STATED PROBLEM: Search the data for the word "practice" and copy every line where it occurs.

(A run of records)
□ □ □ □

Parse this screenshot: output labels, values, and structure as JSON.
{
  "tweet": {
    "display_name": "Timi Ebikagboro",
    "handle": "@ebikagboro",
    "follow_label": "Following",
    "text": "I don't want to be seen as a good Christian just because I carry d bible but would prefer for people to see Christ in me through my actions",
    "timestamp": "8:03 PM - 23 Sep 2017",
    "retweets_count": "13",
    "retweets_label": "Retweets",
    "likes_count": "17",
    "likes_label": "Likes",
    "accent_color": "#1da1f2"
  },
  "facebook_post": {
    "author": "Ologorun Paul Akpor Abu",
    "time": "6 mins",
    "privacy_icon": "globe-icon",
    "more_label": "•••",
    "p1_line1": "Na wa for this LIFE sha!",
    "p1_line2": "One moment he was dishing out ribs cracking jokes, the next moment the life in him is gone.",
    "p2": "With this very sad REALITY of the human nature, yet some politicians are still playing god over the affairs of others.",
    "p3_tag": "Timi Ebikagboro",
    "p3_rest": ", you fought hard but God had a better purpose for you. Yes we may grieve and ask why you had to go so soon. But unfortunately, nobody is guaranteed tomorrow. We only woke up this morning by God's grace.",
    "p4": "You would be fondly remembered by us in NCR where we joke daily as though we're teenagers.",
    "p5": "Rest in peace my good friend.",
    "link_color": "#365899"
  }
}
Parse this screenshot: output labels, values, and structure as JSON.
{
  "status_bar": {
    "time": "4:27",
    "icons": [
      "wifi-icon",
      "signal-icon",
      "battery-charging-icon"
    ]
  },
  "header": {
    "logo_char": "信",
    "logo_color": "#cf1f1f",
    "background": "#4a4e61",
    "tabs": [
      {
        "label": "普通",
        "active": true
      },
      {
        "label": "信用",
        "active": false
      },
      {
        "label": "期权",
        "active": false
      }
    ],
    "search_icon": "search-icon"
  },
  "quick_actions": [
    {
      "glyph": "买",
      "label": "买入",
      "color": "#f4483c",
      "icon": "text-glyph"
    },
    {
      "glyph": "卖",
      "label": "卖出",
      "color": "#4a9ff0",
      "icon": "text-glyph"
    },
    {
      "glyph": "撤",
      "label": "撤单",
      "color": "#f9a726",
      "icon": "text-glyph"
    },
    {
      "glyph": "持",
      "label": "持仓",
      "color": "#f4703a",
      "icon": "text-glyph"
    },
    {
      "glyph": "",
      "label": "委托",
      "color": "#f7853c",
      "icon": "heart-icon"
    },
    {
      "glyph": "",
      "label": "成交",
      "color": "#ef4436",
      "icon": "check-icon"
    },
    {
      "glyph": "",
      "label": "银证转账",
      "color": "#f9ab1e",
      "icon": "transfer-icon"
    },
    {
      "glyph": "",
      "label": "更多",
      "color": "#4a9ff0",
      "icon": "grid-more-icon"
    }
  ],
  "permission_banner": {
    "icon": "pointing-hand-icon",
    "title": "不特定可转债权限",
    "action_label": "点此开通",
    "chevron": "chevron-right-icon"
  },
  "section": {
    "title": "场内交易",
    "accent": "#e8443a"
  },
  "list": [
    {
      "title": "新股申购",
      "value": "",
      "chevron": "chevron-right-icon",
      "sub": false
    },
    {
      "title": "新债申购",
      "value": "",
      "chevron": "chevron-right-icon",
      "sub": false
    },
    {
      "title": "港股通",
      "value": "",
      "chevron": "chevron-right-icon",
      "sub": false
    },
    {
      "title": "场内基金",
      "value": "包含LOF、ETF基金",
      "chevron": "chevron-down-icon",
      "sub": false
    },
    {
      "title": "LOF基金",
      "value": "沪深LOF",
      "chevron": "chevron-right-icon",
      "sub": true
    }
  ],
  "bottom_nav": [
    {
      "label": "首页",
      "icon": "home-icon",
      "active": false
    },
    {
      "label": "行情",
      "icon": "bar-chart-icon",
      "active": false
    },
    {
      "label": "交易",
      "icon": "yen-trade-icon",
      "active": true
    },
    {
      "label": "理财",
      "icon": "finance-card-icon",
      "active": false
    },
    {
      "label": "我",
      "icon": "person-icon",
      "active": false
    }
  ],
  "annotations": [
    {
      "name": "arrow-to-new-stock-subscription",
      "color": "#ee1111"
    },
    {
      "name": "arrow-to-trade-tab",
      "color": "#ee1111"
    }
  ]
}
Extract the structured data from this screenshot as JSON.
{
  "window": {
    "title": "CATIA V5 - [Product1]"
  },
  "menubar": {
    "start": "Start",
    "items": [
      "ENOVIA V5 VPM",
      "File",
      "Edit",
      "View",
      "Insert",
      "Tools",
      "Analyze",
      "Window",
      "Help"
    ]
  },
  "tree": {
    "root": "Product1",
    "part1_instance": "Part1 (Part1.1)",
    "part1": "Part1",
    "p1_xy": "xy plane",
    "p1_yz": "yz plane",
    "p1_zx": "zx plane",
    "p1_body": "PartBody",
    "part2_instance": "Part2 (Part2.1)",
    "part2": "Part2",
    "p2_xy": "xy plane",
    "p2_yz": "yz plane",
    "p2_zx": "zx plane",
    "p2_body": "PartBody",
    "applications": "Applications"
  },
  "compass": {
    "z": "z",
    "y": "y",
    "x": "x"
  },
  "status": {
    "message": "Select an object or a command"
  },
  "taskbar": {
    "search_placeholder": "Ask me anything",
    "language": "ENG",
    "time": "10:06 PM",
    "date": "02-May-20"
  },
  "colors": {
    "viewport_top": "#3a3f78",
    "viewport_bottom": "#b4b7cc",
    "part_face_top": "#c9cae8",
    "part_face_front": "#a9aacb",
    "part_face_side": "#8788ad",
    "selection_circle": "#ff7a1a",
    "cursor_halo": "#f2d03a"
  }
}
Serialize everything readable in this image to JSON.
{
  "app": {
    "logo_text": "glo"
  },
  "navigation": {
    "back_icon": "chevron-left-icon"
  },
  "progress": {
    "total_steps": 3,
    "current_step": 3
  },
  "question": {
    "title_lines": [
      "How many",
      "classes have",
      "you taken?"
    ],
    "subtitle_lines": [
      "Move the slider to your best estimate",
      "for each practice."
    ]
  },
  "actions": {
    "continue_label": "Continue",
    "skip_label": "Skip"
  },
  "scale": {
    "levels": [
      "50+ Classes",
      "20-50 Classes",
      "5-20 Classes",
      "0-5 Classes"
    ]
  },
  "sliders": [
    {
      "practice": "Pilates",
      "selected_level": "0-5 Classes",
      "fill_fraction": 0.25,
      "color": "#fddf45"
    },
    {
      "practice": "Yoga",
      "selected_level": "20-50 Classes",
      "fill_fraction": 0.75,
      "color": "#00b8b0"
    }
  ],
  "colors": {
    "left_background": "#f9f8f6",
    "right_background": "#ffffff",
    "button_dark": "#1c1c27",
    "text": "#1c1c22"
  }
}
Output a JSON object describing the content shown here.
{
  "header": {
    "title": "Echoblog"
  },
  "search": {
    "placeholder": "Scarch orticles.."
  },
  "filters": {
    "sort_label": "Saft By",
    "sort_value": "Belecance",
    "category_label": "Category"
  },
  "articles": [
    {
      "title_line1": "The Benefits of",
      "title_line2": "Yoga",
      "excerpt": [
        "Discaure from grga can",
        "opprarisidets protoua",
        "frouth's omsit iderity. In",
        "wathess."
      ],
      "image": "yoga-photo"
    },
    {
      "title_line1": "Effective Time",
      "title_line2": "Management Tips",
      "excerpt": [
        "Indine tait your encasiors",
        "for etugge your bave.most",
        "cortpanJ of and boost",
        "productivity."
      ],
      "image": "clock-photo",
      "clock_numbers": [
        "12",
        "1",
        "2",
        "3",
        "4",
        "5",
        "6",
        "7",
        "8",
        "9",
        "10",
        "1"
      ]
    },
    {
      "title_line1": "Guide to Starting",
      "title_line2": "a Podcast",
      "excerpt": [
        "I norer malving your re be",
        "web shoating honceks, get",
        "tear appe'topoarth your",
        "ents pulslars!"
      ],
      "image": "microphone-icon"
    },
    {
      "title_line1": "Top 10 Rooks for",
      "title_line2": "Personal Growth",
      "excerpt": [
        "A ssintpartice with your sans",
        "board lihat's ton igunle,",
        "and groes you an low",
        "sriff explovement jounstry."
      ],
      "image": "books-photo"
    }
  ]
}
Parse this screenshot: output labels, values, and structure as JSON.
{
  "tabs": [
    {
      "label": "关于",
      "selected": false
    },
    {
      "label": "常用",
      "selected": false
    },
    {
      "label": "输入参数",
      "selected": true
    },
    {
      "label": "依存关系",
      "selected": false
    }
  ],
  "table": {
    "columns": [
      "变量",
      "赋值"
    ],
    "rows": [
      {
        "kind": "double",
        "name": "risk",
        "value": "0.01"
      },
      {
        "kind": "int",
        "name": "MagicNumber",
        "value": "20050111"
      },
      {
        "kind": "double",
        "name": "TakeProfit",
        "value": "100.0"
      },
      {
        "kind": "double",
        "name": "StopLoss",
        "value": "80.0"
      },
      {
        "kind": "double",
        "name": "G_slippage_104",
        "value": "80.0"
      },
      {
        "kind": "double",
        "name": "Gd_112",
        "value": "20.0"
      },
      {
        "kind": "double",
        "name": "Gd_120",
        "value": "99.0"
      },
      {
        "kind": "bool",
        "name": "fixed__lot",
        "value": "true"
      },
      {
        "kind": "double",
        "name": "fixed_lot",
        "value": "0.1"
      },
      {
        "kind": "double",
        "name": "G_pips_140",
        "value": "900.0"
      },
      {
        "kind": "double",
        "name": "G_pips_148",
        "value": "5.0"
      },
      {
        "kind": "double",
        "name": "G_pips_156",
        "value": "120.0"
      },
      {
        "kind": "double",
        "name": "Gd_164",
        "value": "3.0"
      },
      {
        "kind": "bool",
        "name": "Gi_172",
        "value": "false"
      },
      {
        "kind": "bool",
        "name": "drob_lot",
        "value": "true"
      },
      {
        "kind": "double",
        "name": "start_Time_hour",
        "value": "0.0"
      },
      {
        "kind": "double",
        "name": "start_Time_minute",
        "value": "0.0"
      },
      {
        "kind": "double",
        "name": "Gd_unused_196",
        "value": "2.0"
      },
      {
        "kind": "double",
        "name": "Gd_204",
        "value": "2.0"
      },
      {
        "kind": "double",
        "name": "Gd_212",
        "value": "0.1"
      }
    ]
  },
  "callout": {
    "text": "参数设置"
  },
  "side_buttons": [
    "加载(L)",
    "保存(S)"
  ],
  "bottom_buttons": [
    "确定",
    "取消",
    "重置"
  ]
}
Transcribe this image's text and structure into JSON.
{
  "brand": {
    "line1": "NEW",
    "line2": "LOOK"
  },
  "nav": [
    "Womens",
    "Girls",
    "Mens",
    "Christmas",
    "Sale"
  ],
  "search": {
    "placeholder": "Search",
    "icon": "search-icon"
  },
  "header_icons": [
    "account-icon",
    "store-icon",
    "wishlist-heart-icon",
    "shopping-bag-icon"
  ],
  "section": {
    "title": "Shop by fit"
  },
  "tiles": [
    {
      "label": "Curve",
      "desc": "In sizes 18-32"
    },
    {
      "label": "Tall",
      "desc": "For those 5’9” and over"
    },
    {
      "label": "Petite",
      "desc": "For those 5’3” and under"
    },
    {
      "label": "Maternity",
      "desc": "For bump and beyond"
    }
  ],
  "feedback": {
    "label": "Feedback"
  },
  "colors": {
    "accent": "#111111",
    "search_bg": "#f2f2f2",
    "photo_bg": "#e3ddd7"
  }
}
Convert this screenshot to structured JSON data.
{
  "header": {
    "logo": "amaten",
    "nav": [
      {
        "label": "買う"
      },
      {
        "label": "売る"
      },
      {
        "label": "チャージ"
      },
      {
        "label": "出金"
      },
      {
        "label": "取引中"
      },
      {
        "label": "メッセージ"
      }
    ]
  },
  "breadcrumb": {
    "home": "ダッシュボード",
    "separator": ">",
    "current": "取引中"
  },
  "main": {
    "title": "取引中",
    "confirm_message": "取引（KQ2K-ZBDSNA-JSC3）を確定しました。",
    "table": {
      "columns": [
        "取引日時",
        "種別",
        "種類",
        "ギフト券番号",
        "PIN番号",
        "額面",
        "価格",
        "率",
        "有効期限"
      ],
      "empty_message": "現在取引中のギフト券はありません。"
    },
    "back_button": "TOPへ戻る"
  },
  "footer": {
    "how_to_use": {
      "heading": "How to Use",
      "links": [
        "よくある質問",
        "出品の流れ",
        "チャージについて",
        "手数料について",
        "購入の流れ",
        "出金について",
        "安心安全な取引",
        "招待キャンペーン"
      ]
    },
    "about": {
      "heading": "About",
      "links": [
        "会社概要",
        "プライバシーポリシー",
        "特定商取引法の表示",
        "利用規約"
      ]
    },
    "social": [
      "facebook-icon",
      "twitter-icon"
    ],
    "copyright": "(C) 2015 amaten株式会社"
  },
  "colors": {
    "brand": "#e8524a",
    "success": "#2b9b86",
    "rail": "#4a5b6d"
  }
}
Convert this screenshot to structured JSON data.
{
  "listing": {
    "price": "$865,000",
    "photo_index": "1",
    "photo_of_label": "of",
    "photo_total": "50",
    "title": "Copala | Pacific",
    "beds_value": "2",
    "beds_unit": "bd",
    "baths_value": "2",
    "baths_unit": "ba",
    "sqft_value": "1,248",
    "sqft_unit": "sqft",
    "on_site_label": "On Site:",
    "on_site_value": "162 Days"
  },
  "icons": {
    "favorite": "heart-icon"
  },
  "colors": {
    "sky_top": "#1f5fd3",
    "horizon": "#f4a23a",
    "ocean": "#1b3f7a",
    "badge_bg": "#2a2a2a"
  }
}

□ □ □ □

CORRECT RESPONSE:
      "for each practice."
      "practice": "Pilates",
      "practice": "Yoga",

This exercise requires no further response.